Work to be completed.
Comb the records below for the string "임시시간표" and copy each line where it turns up.

Stored records.
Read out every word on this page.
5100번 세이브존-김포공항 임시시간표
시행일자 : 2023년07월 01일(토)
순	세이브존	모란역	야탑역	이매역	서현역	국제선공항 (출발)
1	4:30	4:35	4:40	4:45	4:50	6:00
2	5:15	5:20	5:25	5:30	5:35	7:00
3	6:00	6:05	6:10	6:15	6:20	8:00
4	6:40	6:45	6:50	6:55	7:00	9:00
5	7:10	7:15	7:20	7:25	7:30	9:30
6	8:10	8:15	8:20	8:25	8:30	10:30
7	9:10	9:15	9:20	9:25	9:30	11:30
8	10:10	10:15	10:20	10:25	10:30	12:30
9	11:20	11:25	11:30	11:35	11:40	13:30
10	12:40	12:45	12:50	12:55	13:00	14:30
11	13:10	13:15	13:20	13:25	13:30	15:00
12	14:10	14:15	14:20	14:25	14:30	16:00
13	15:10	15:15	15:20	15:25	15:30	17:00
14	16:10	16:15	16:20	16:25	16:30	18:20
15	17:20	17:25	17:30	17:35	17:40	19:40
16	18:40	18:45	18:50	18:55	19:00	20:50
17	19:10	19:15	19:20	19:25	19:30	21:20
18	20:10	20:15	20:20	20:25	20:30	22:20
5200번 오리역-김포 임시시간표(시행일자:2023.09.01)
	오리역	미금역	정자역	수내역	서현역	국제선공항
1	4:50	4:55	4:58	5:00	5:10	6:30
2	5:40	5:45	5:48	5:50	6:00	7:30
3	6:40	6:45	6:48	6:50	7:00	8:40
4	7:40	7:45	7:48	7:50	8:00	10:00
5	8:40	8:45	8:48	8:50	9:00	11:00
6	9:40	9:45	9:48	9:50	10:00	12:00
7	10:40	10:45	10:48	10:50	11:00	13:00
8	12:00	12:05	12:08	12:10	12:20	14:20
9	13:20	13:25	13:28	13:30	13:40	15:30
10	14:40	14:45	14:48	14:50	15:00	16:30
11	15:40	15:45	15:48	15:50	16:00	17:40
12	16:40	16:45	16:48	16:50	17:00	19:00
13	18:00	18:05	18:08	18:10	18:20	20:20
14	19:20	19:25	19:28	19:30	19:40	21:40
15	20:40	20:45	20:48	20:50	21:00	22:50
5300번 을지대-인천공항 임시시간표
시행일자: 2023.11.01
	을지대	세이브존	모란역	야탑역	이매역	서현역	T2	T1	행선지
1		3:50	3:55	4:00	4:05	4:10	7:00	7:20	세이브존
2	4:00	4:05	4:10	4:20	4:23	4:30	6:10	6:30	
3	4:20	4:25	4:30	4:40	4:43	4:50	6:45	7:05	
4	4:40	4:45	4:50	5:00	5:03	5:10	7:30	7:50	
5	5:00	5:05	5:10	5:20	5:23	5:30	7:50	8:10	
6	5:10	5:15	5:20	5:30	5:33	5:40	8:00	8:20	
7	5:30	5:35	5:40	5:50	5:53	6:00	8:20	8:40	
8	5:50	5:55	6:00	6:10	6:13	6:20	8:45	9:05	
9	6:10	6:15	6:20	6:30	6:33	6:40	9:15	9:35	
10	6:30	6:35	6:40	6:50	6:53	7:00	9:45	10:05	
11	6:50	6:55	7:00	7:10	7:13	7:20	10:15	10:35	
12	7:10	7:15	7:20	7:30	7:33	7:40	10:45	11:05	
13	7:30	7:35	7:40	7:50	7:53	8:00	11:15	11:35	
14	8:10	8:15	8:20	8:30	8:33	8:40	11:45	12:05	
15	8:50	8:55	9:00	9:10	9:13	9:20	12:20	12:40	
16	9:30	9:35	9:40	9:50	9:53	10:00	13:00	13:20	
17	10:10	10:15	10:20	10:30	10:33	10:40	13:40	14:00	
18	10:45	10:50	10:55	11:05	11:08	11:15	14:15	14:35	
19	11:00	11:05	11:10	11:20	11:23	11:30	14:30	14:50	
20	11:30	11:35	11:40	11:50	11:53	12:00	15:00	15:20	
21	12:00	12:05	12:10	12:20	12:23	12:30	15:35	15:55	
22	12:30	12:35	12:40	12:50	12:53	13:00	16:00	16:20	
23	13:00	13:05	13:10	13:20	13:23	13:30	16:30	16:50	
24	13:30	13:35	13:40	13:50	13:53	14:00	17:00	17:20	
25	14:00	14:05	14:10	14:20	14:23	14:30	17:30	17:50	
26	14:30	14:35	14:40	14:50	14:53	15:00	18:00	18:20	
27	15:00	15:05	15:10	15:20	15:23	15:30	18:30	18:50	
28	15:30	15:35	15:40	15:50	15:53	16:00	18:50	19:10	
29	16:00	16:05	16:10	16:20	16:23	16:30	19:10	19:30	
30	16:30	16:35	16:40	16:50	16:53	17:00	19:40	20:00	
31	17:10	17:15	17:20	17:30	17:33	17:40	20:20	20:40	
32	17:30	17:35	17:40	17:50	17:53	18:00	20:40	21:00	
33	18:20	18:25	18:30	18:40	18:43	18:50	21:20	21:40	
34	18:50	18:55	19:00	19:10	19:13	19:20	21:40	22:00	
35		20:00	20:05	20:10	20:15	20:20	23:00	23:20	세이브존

Solution to the exercise.
5100번 세이브존-김포공항 임시시간표
5200번 오리역-김포 임시시간표(시행일자:2023.09.01)
5300번 을지대-인천공항 임시시간표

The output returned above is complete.